▶ _Stated problem_:
Reproduce the records below exactly as they appear, omitting any pictures they contain.

(Records from a collection of figures)
++++++++++
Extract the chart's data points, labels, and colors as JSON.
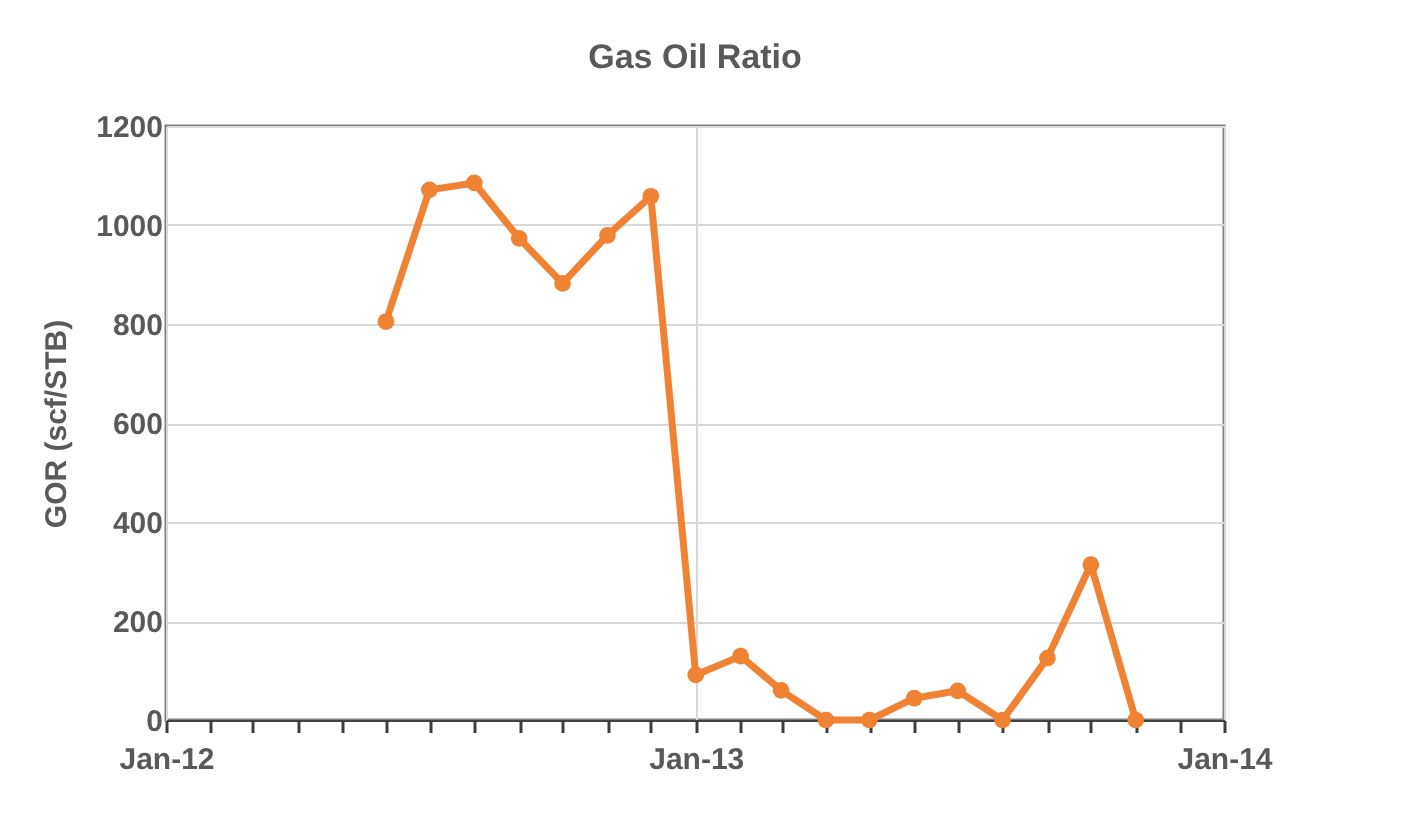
{
  "chart_data": {
    "type": "line",
    "title": "Gas Oil Ratio",
    "ylabel": "GOR (scf/STB)",
    "x": [
      "2012-06-01",
      "2012-07-01",
      "2012-08-01",
      "2012-09-01",
      "2012-10-01",
      "2012-11-01",
      "2012-12-01",
      "2013-01-01",
      "2013-02-01",
      "2013-03-01",
      "2013-04-01",
      "2013-05-01",
      "2013-06-01",
      "2013-07-01",
      "2013-08-01",
      "2013-09-01",
      "2013-10-01",
      "2013-11-01"
    ],
    "series": [
      {
        "color": "#f08234",
        "values": [
          805,
          1071,
          1085,
          973,
          882,
          979,
          1058,
          91,
          129,
          60,
          0,
          0,
          44,
          59,
          0,
          125,
          314,
          0
        ]
      }
    ],
    "xlim": [
      "2012-01-01",
      "2014-01-01"
    ],
    "xticks": [
      {
        "value": "2012-01-01",
        "label": "Jan-12"
      },
      {
        "value": "2012-02-01",
        "label": null
      },
      {
        "value": "2012-03-01",
        "label": null
      },
      {
        "value": "2012-04-01",
        "label": null
      },
      {
        "value": "2012-05-01",
        "label": null
      },
      {
        "value": "2012-06-01",
        "label": null
      },
      {
        "value": "2012-07-01",
        "label": null
      },
      {
        "value": "2012-08-01",
        "label": null
      },
      {
        "value": "2012-09-01",
        "label": null
      },
      {
        "value": "2012-10-01",
        "label": null
      },
      {
        "value": "2012-11-01",
        "label": null
      },
      {
        "value": "2012-12-01",
        "label": null
      },
      {
        "value": "2013-01-01",
        "label": "Jan-13"
      },
      {
        "value": "2013-02-01",
        "label": null
      },
      {
        "value": "2013-03-01",
        "label": null
      },
      {
        "value": "2013-04-01",
        "label": null
      },
      {
        "value": "2013-05-01",
        "label": null
      },
      {
        "value": "2013-06-01",
        "label": null
      },
      {
        "value": "2013-07-01",
        "label": null
      },
      {
        "value": "2013-08-01",
        "label": null
      },
      {
        "value": "2013-09-01",
        "label": null
      },
      {
        "value": "2013-10-01",
        "label": null
      },
      {
        "value": "2013-11-01",
        "label": null
      },
      {
        "value": "2013-12-01",
        "label": null
      },
      {
        "value": "2014-01-01",
        "label": "Jan-14"
      }
    ],
    "ylim": [
      0,
      1200
    ],
    "yticks": [
      0,
      200,
      400,
      600,
      800,
      1000,
      1200
    ],
    "grid": true,
    "marker": "circle",
    "line_style": "solid",
    "legend": false
  }
}
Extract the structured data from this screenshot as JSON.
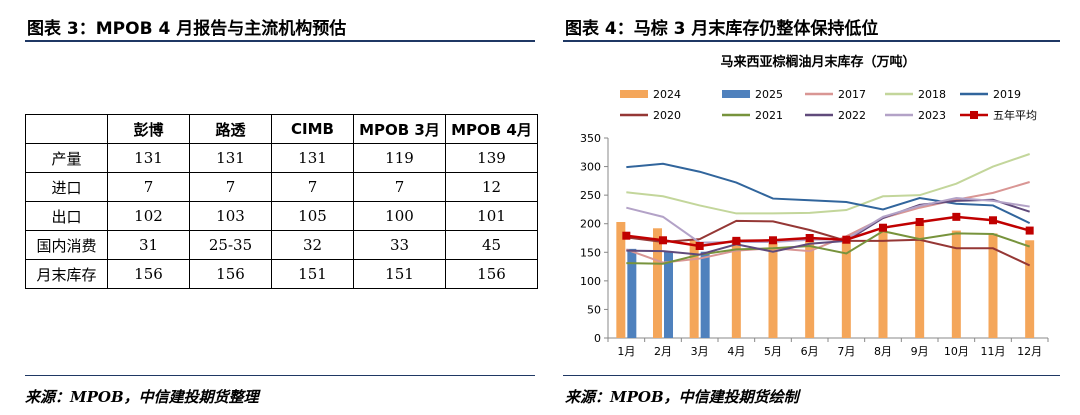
++++++++++
▶ _The answer_:
Extract the chart's data points, labels, and colors as JSON.
{
  "chart_data": {
    "type": "line",
    "title": "Gas Oil Ratio",
    "ylabel": "GOR (scf/STB)",
    "x": [
      "2012-06-01",
      "2012-07-01",
      "2012-08-01",
      "2012-09-01",
      "2012-10-01",
      "2012-11-01",
      "2012-12-01",
      "2013-01-01",
      "2013-02-01",
      "2013-03-01",
      "2013-04-01",
      "2013-05-01",
      "2013-06-01",
      "2013-07-01",
      "2013-08-01",
      "2013-09-01",
      "2013-10-01",
      "2013-11-01"
    ],
    "series": [
      {
        "color": "#f08234",
        "values": [
          805,
          1071,
          1085,
          973,
          882,
          979,
          1058,
          91,
          129,
          60,
          0,
          0,
          44,
          59,
          0,
          125,
          314,
          0
        ]
      }
    ],
    "xlim": [
      "2012-01-01",
      "2014-01-01"
    ],
    "xticks": [
      {
        "value": "2012-01-01",
        "label": "Jan-12"
      },
      {
        "value": "2012-02-01",
        "label": null
      },
      {
        "value": "2012-03-01",
        "label": null
      },
      {
        "value": "2012-04-01",
        "label": null
      },
      {
        "value": "2012-05-01",
        "label": null
      },
      {
        "value": "2012-06-01",
        "label": null
      },
      {
        "value": "2012-07-01",
        "label": null
      },
      {
        "value": "2012-08-01",
        "label": null
      },
      {
        "value": "2012-09-01",
        "label": null
      },
      {
        "value": "2012-10-01",
        "label": null
      },
      {
        "value": "2012-11-01",
        "label": null
      },
      {
        "value": "2012-12-01",
        "label": null
      },
      {
        "value": "2013-01-01",
        "label": "Jan-13"
      },
      {
        "value": "2013-02-01",
        "label": null
      },
      {
        "value": "2013-03-01",
        "label": null
      },
      {
        "value": "2013-04-01",
        "label": null
      },
      {
        "value": "2013-05-01",
        "label": null
      },
      {
        "value": "2013-06-01",
        "label": null
      },
      {
        "value": "2013-07-01",
        "label": null
      },
      {
        "value": "2013-08-01",
        "label": null
      },
      {
        "value": "2013-09-01",
        "label": null
      },
      {
        "value": "2013-10-01",
        "label": null
      },
      {
        "value": "2013-11-01",
        "label": null
      },
      {
        "value": "2013-12-01",
        "label": null
      },
      {
        "value": "2014-01-01",
        "label": "Jan-14"
      }
    ],
    "ylim": [
      0,
      1200
    ],
    "yticks": [
      0,
      200,
      400,
      600,
      800,
      1000,
      1200
    ],
    "grid": true,
    "marker": "circle",
    "line_style": "solid",
    "legend": false
  }
}
Extract the structured data from this screenshot as JSON.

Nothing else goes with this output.